(Records from a data source)
○ ○ ○ ○ ○

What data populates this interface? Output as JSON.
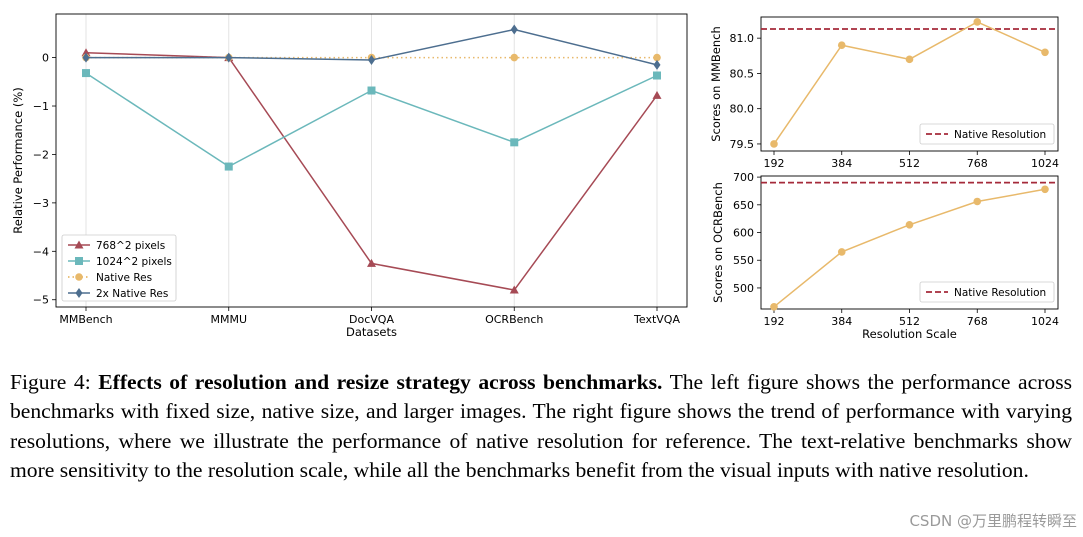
{
  "chart_data": [
    {
      "type": "line",
      "xlabel": "Datasets",
      "ylabel": "Relative Performance (%)",
      "categories": [
        "MMBench",
        "MMMU",
        "DocVQA",
        "OCRBench",
        "TextVQA"
      ],
      "ylim": [
        -5.15,
        0.9
      ],
      "yticks": [
        0,
        -1,
        -2,
        -3,
        -4,
        -5
      ],
      "ytick_labels": [
        "0",
        "−1",
        "−2",
        "−3",
        "−4",
        "−5"
      ],
      "grid": "vertical",
      "legend_position": "lower-left",
      "series": [
        {
          "name": "768^2 pixels",
          "values": [
            0.1,
            0.0,
            -4.25,
            -4.8,
            -0.78
          ],
          "color": "#a64a55",
          "marker": "triangle"
        },
        {
          "name": "1024^2 pixels",
          "values": [
            -0.32,
            -2.25,
            -0.68,
            -1.75,
            -0.37
          ],
          "color": "#6bb8bb",
          "marker": "square"
        },
        {
          "name": "Native Res",
          "values": [
            0.0,
            0.0,
            0.0,
            0.0,
            0.0
          ],
          "color": "#e8b96b",
          "marker": "circle",
          "style": "dotted"
        },
        {
          "name": "2x Native Res",
          "values": [
            0.0,
            0.0,
            -0.05,
            0.58,
            -0.15
          ],
          "color": "#4d6e8f",
          "marker": "diamond"
        }
      ]
    },
    {
      "type": "line",
      "ylabel": "Scores on MMBench",
      "categories": [
        "192",
        "384",
        "512",
        "768",
        "1024"
      ],
      "ylim": [
        79.4,
        81.3
      ],
      "yticks": [
        79.5,
        80.0,
        80.5,
        81.0
      ],
      "ytick_labels": [
        "79.5",
        "80.0",
        "80.5",
        "81.0"
      ],
      "legend_position": "lower-right",
      "reference": {
        "name": "Native Resolution",
        "value": 81.13,
        "color": "#a52a3a"
      },
      "series": [
        {
          "values": [
            79.5,
            80.9,
            80.7,
            81.23,
            80.8
          ],
          "color": "#e8b96b"
        }
      ]
    },
    {
      "type": "line",
      "xlabel": "Resolution Scale",
      "ylabel": "Scores on OCRBench",
      "categories": [
        "192",
        "384",
        "512",
        "768",
        "1024"
      ],
      "ylim": [
        462,
        702
      ],
      "yticks": [
        500,
        550,
        600,
        650,
        700
      ],
      "ytick_labels": [
        "500",
        "550",
        "600",
        "650",
        "700"
      ],
      "legend_position": "lower-right",
      "reference": {
        "name": "Native Resolution",
        "value": 690,
        "color": "#a52a3a"
      },
      "series": [
        {
          "values": [
            466,
            565,
            614,
            656,
            678
          ],
          "color": "#e8b96b"
        }
      ]
    }
  ],
  "caption": {
    "label": "Figure 4:",
    "title": "Effects of resolution and resize strategy across benchmarks.",
    "body": "The left figure shows the performance across benchmarks with fixed size, native size, and larger images. The right figure shows the trend of performance with varying resolutions, where we illustrate the performance of native resolution for reference. The text-relative benchmarks show more sensitivity to the resolution scale, while all the benchmarks benefit from the visual inputs with native resolution."
  },
  "watermark": "CSDN @万里鹏程转瞬至"
}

○ ○ ○ ○ ○

■ Problem requirements: Repeat verbatim all the material, but not the pictures.

■ Exercise answer:
What data populates this interface? Output as JSON.
{
  "chart_data": [
    {
      "type": "line",
      "xlabel": "Datasets",
      "ylabel": "Relative Performance (%)",
      "categories": [
        "MMBench",
        "MMMU",
        "DocVQA",
        "OCRBench",
        "TextVQA"
      ],
      "ylim": [
        -5.15,
        0.9
      ],
      "yticks": [
        0,
        -1,
        -2,
        -3,
        -4,
        -5
      ],
      "ytick_labels": [
        "0",
        "−1",
        "−2",
        "−3",
        "−4",
        "−5"
      ],
      "grid": "vertical",
      "legend_position": "lower-left",
      "series": [
        {
          "name": "768^2 pixels",
          "values": [
            0.1,
            0.0,
            -4.25,
            -4.8,
            -0.78
          ],
          "color": "#a64a55",
          "marker": "triangle"
        },
        {
          "name": "1024^2 pixels",
          "values": [
            -0.32,
            -2.25,
            -0.68,
            -1.75,
            -0.37
          ],
          "color": "#6bb8bb",
          "marker": "square"
        },
        {
          "name": "Native Res",
          "values": [
            0.0,
            0.0,
            0.0,
            0.0,
            0.0
          ],
          "color": "#e8b96b",
          "marker": "circle",
          "style": "dotted"
        },
        {
          "name": "2x Native Res",
          "values": [
            0.0,
            0.0,
            -0.05,
            0.58,
            -0.15
          ],
          "color": "#4d6e8f",
          "marker": "diamond"
        }
      ]
    },
    {
      "type": "line",
      "ylabel": "Scores on MMBench",
      "categories": [
        "192",
        "384",
        "512",
        "768",
        "1024"
      ],
      "ylim": [
        79.4,
        81.3
      ],
      "yticks": [
        79.5,
        80.0,
        80.5,
        81.0
      ],
      "ytick_labels": [
        "79.5",
        "80.0",
        "80.5",
        "81.0"
      ],
      "legend_position": "lower-right",
      "reference": {
        "name": "Native Resolution",
        "value": 81.13,
        "color": "#a52a3a"
      },
      "series": [
        {
          "values": [
            79.5,
            80.9,
            80.7,
            81.23,
            80.8
          ],
          "color": "#e8b96b"
        }
      ]
    },
    {
      "type": "line",
      "xlabel": "Resolution Scale",
      "ylabel": "Scores on OCRBench",
      "categories": [
        "192",
        "384",
        "512",
        "768",
        "1024"
      ],
      "ylim": [
        462,
        702
      ],
      "yticks": [
        500,
        550,
        600,
        650,
        700
      ],
      "ytick_labels": [
        "500",
        "550",
        "600",
        "650",
        "700"
      ],
      "legend_position": "lower-right",
      "reference": {
        "name": "Native Resolution",
        "value": 690,
        "color": "#a52a3a"
      },
      "series": [
        {
          "values": [
            466,
            565,
            614,
            656,
            678
          ],
          "color": "#e8b96b"
        }
      ]
    }
  ],
  "caption": {
    "label": "Figure 4:",
    "title": "Effects of resolution and resize strategy across benchmarks.",
    "body": "The left figure shows the performance across benchmarks with fixed size, native size, and larger images. The right figure shows the trend of performance with varying resolutions, where we illustrate the performance of native resolution for reference. The text-relative benchmarks show more sensitivity to the resolution scale, while all the benchmarks benefit from the visual inputs with native resolution."
  },
  "watermark": "CSDN @万里鹏程转瞬至"
}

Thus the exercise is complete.